(LISTED RECORDS)
====

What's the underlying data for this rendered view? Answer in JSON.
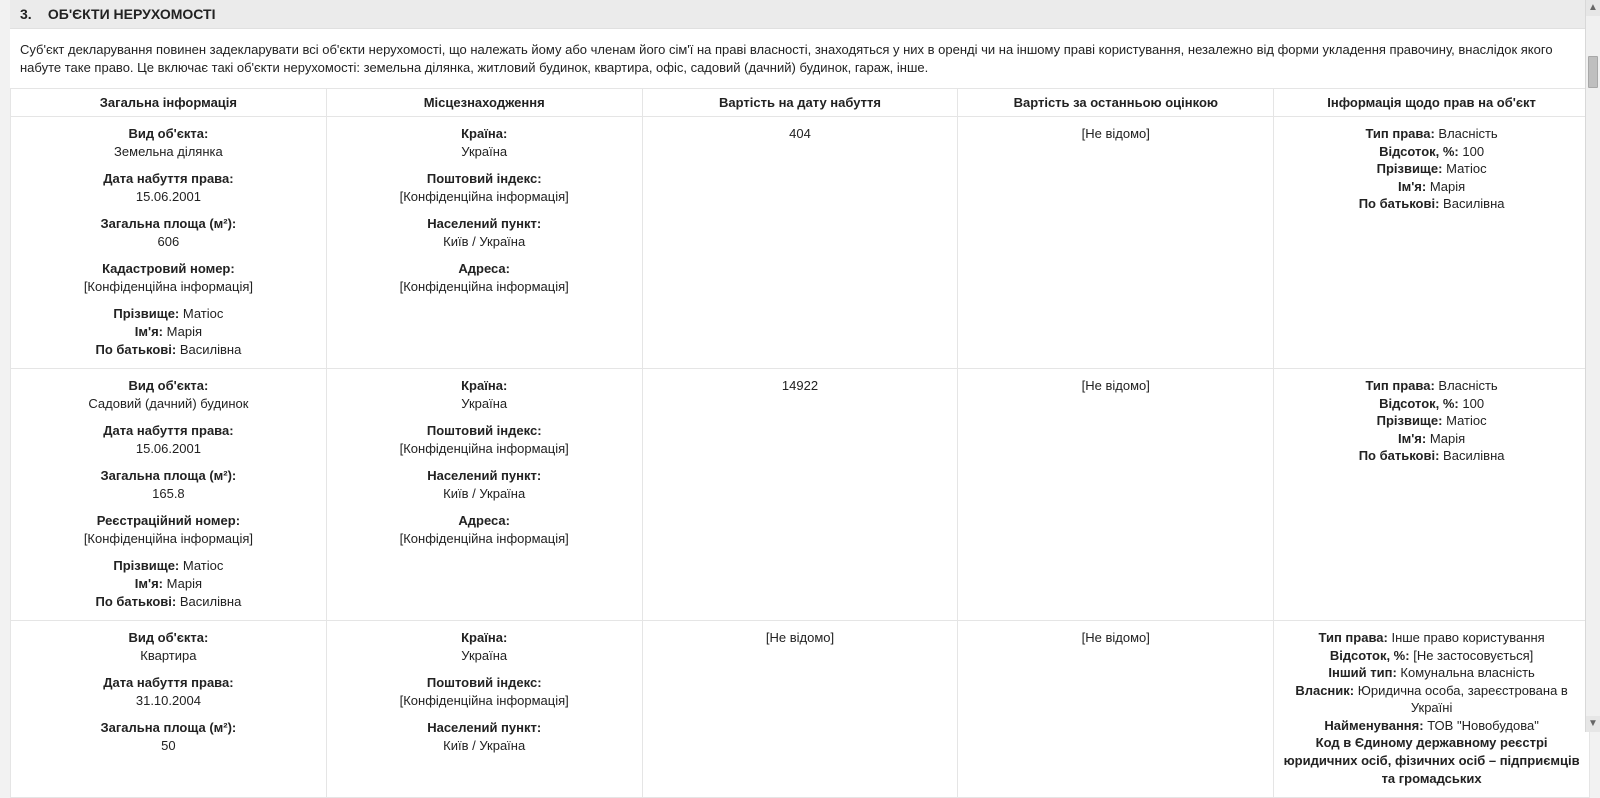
{
  "section": {
    "number": "3.",
    "title": "ОБ'ЄКТИ НЕРУХОМОСТІ",
    "intro": "Суб'єкт декларування повинен задекларувати всі об'єкти нерухомості, що належать йому або членам його сім'ї на праві власності, знаходяться у них в оренді чи на іншому праві користування, незалежно від форми укладення правочину, внаслідок якого набуте таке право. Це включає такі об'єкти нерухомості: земельна ділянка, житловий будинок, квартира, офіс, садовий (дачний) будинок, гараж, інше."
  },
  "headers": {
    "col1": "Загальна інформація",
    "col2": "Місцезнаходження",
    "col3": "Вартість на дату набуття",
    "col4": "Вартість за останньою оцінкою",
    "col5": "Інформація щодо прав на об'єкт"
  },
  "labels": {
    "objectType": "Вид об'єкта:",
    "acqDate": "Дата набуття права:",
    "totalArea": "Загальна площа (м²):",
    "cadastral": "Кадастровий номер:",
    "regNumber": "Реєстраційний номер:",
    "surname": "Прізвище:",
    "name": "Ім'я:",
    "patronymic": "По батькові:",
    "country": "Країна:",
    "postal": "Поштовий індекс:",
    "locality": "Населений пункт:",
    "address": "Адреса:",
    "rightType": "Тип права:",
    "percent": "Відсоток, %:",
    "otherType": "Інший тип:",
    "owner": "Власник:",
    "orgName": "Найменування:",
    "edr": "Код в Єдиному державному реєстрі юридичних осіб, фізичних осіб – підприємців та громадських"
  },
  "common": {
    "confidential": "[Конфіденційна інформація]",
    "unknown": "[Не відомо]",
    "notApplicable": "[Не застосовується]"
  },
  "rows": [
    {
      "objectType": "Земельна ділянка",
      "acqDate": "15.06.2001",
      "totalArea": "606",
      "idLabelKey": "cadastral",
      "idValue": "[Конфіденційна інформація]",
      "person": {
        "surname": "Матіос",
        "name": "Марія",
        "patronymic": "Василівна"
      },
      "loc": {
        "country": "Україна",
        "postal": "[Конфіденційна інформація]",
        "locality": "Київ / Україна",
        "address": "[Конфіденційна інформація]"
      },
      "costAcq": "404",
      "costLast": "[Не відомо]",
      "rights": {
        "mode": "own",
        "rightType": "Власність",
        "percent": "100",
        "surname": "Матіос",
        "name": "Марія",
        "patronymic": "Василівна"
      }
    },
    {
      "objectType": "Садовий (дачний) будинок",
      "acqDate": "15.06.2001",
      "totalArea": "165.8",
      "idLabelKey": "regNumber",
      "idValue": "[Конфіденційна інформація]",
      "person": {
        "surname": "Матіос",
        "name": "Марія",
        "patronymic": "Василівна"
      },
      "loc": {
        "country": "Україна",
        "postal": "[Конфіденційна інформація]",
        "locality": "Київ / Україна",
        "address": "[Конфіденційна інформація]"
      },
      "costAcq": "14922",
      "costLast": "[Не відомо]",
      "rights": {
        "mode": "own",
        "rightType": "Власність",
        "percent": "100",
        "surname": "Матіос",
        "name": "Марія",
        "patronymic": "Василівна"
      }
    },
    {
      "objectType": "Квартира",
      "acqDate": "31.10.2004",
      "totalArea": "50",
      "idLabelKey": "",
      "idValue": "",
      "person": null,
      "loc": {
        "country": "Україна",
        "postal": "[Конфіденційна інформація]",
        "locality": "Київ / Україна",
        "address": ""
      },
      "costAcq": "[Не відомо]",
      "costLast": "[Не відомо]",
      "rights": {
        "mode": "other",
        "rightType": "Інше право користування",
        "percent": "[Не застосовується]",
        "otherType": "Комунальна власність",
        "owner": "Юридична особа, зареєстрована в Україні",
        "orgName": "ТОВ \"Новобудова\""
      }
    }
  ]
}
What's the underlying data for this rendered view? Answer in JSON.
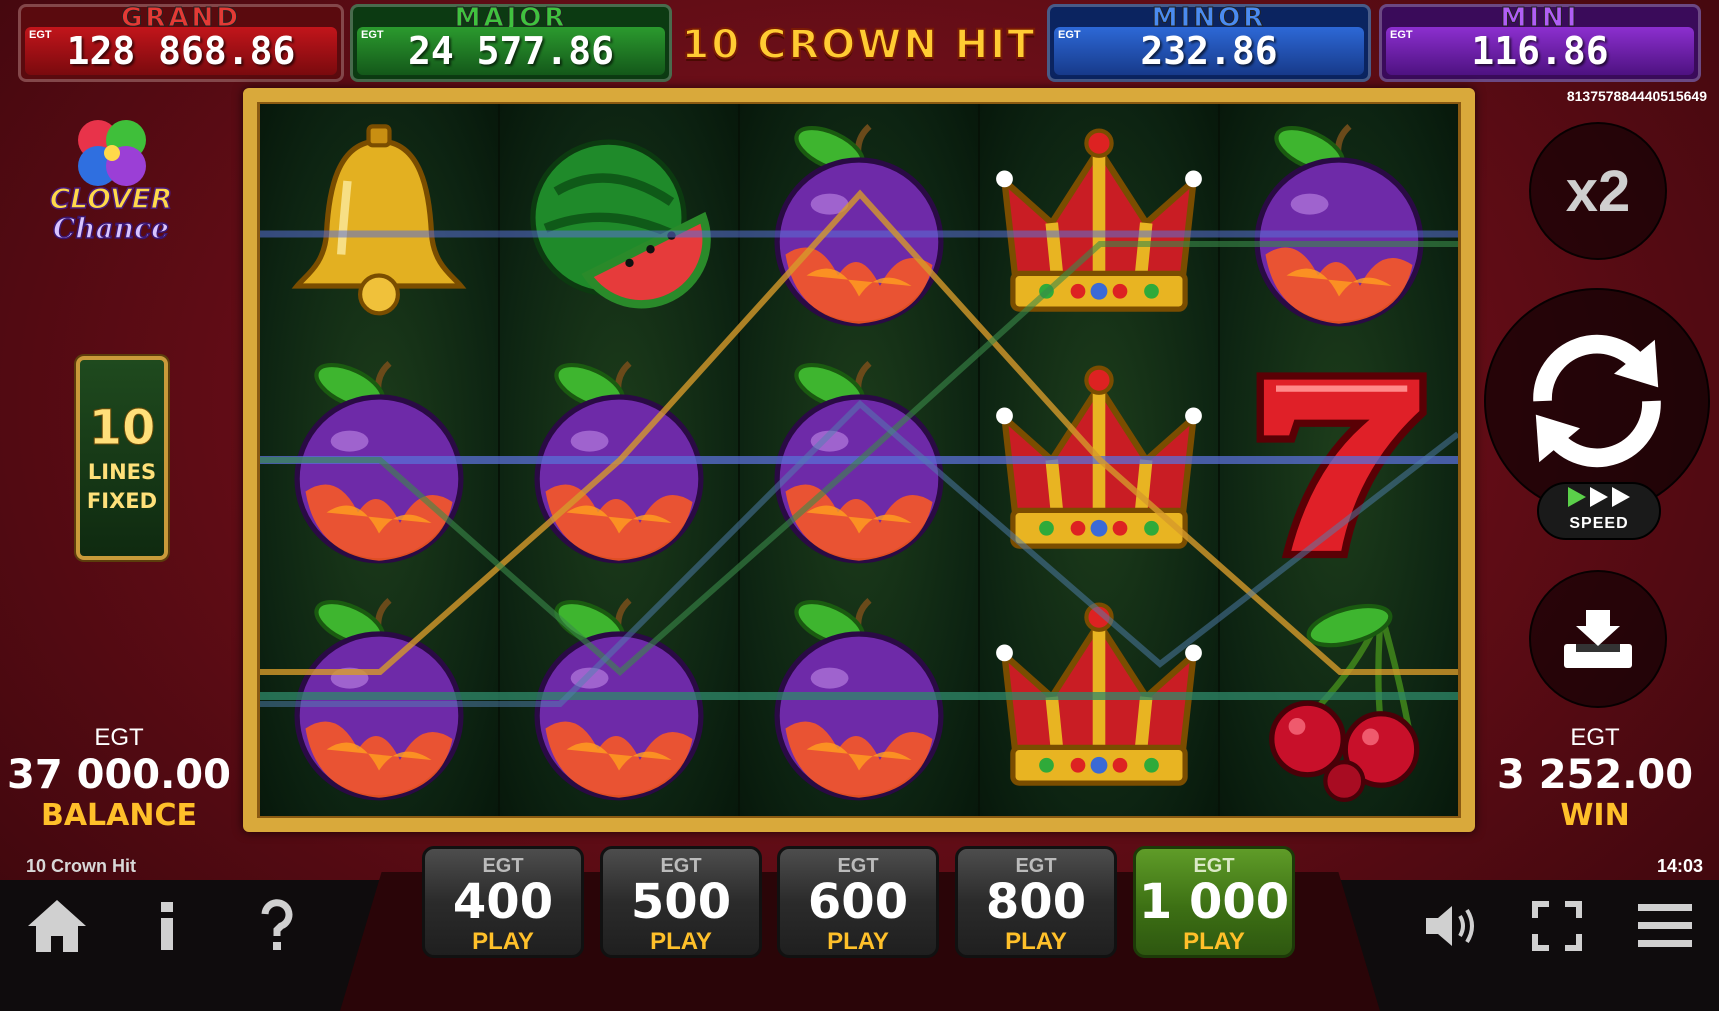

====

(EXERCISE PROMPT)
Would you mind returning each entry above word for word, skipping the images?

(RESPONSE TO THE EXERCISE)
What's the underlying data for this rendered view? Answer in JSON.
{
  "section": {
    "number": "3.",
    "title": "ОБ'ЄКТИ НЕРУХОМОСТІ",
    "intro": "Суб'єкт декларування повинен задекларувати всі об'єкти нерухомості, що належать йому або членам його сім'ї на праві власності, знаходяться у них в оренді чи на іншому праві користування, незалежно від форми укладення правочину, внаслідок якого набуте таке право. Це включає такі об'єкти нерухомості: земельна ділянка, житловий будинок, квартира, офіс, садовий (дачний) будинок, гараж, інше."
  },
  "headers": {
    "col1": "Загальна інформація",
    "col2": "Місцезнаходження",
    "col3": "Вартість на дату набуття",
    "col4": "Вартість за останньою оцінкою",
    "col5": "Інформація щодо прав на об'єкт"
  },
  "labels": {
    "objectType": "Вид об'єкта:",
    "acqDate": "Дата набуття права:",
    "totalArea": "Загальна площа (м²):",
    "cadastral": "Кадастровий номер:",
    "regNumber": "Реєстраційний номер:",
    "surname": "Прізвище:",
    "name": "Ім'я:",
    "patronymic": "По батькові:",
    "country": "Країна:",
    "postal": "Поштовий індекс:",
    "locality": "Населений пункт:",
    "address": "Адреса:",
    "rightType": "Тип права:",
    "percent": "Відсоток, %:",
    "otherType": "Інший тип:",
    "owner": "Власник:",
    "orgName": "Найменування:",
    "edr": "Код в Єдиному державному реєстрі юридичних осіб, фізичних осіб – підприємців та громадських"
  },
  "common": {
    "confidential": "[Конфіденційна інформація]",
    "unknown": "[Не відомо]",
    "notApplicable": "[Не застосовується]"
  },
  "rows": [
    {
      "objectType": "Земельна ділянка",
      "acqDate": "15.06.2001",
      "totalArea": "606",
      "idLabelKey": "cadastral",
      "idValue": "[Конфіденційна інформація]",
      "person": {
        "surname": "Матіос",
        "name": "Марія",
        "patronymic": "Василівна"
      },
      "loc": {
        "country": "Україна",
        "postal": "[Конфіденційна інформація]",
        "locality": "Київ / Україна",
        "address": "[Конфіденційна інформація]"
      },
      "costAcq": "404",
      "costLast": "[Не відомо]",
      "rights": {
        "mode": "own",
        "rightType": "Власність",
        "percent": "100",
        "surname": "Матіос",
        "name": "Марія",
        "patronymic": "Василівна"
      }
    },
    {
      "objectType": "Садовий (дачний) будинок",
      "acqDate": "15.06.2001",
      "totalArea": "165.8",
      "idLabelKey": "regNumber",
      "idValue": "[Конфіденційна інформація]",
      "person": {
        "surname": "Матіос",
        "name": "Марія",
        "patronymic": "Василівна"
      },
      "loc": {
        "country": "Україна",
        "postal": "[Конфіденційна інформація]",
        "locality": "Київ / Україна",
        "address": "[Конфіденційна інформація]"
      },
      "costAcq": "14922",
      "costLast": "[Не відомо]",
      "rights": {
        "mode": "own",
        "rightType": "Власність",
        "percent": "100",
        "surname": "Матіос",
        "name": "Марія",
        "patronymic": "Василівна"
      }
    },
    {
      "objectType": "Квартира",
      "acqDate": "31.10.2004",
      "totalArea": "50",
      "idLabelKey": "",
      "idValue": "",
      "person": null,
      "loc": {
        "country": "Україна",
        "postal": "[Конфіденційна інформація]",
        "locality": "Київ / Україна",
        "address": ""
      },
      "costAcq": "[Не відомо]",
      "costLast": "[Не відомо]",
      "rights": {
        "mode": "other",
        "rightType": "Інше право користування",
        "percent": "[Не застосовується]",
        "otherType": "Комунальна власність",
        "owner": "Юридична особа, зареєстрована в Україні",
        "orgName": "ТОВ \"Новобудова\""
      }
    }
  ]
}
What's the underlying data for this rendered view? Answer in JSON.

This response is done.